TASK TO CARRY OUT:
Return the full material exactly.

--- START INPUT MATERIAL ---

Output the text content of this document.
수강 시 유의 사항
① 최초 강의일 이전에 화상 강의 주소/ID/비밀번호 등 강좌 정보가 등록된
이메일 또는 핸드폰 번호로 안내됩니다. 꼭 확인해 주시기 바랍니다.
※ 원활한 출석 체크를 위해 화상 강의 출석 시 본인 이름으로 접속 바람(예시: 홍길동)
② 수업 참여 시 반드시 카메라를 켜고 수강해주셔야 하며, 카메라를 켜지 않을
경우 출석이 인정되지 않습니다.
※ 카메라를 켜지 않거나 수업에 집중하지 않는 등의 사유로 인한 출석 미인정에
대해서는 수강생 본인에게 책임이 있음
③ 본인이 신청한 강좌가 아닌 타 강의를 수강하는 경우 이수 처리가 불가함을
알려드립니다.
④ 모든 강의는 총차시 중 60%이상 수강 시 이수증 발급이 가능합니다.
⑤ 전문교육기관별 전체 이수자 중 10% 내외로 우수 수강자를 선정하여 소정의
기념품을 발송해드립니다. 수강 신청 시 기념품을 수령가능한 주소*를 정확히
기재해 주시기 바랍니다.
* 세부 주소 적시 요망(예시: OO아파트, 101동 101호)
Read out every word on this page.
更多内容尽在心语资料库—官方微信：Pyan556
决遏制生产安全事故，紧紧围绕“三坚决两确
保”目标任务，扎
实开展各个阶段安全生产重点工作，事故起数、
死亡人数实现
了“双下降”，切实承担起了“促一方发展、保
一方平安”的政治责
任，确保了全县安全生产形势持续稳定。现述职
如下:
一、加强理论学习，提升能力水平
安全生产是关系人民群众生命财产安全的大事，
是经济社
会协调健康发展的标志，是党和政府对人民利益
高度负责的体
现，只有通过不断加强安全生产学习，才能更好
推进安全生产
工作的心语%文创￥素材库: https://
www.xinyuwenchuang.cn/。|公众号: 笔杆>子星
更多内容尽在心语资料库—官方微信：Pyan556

--- END INPUT MATERIAL ---

SOLUTION BELOW:
Output the text content of this document.
수강 시 유의 사항
① 최초 강의일 이전에 화상 강의 주소/ID/비밀번호 등 강좌 정보가 등록된
이메일 또는 핸드폰 번호로 안내됩니다. 꼭 확인해 주시기 바랍니다.
※ 원활한 출석 체크를 위해 화상 강의 출석 시 본인 이름으로 접속 바람(예시: 홍길동)
② 수업 참여 시 반드시 카메라를 켜고 수강해주셔야 하며, 카메라를 켜지 않을
경우 출석이 인정되지 않습니다.
※ 카메라를 켜지 않거나 수업에 집중하지 않는 등의 사유로 인한 출석 미인정에
대해서는 수강생 본인에게 책임이 있음
③ 본인이 신청한 강좌가 아닌 타 강의를 수강하는 경우 이수 처리가 불가함을
알려드립니다.
④ 모든 강의는 총차시 중 60%이상 수강 시 이수증 발급이 가능합니다.
⑤ 전문교육기관별 전체 이수자 중 10% 내외로 우수 수강자를 선정하여 소정의
기념품을 발송해드립니다. 수강 신청 시 기념품을 수령가능한 주소*를 정확히
기재해 주시기 바랍니다.
* 세부 주소 적시 요망(예시: OO아파트, 101동 101호)
Read out every word on this page.
更多内容尽在心语资料库—官方微信：Pyan556
决遏制生产安全事故，紧紧围绕“三坚决两确
保”目标任务，扎
实开展各个阶段安全生产重点工作，事故起数、
死亡人数实现
了“双下降”，切实承担起了“促一方发展、保
一方平安”的政治责
任，确保了全县安全生产形势持续稳定。现述职
如下:
一、加强理论学习，提升能力水平
安全生产是关系人民群众生命财产安全的大事，
是经济社
会协调健康发展的标志，是党和政府对人民利益
高度负责的体
现，只有通过不断加强安全生产学习，才能更好
推进安全生产
工作的心语%文创￥素材库: https://
www.xinyuwenchuang.cn/。|公众号: 笔杆>子星
更多内容尽在心语资料库—官方微信：Pyan556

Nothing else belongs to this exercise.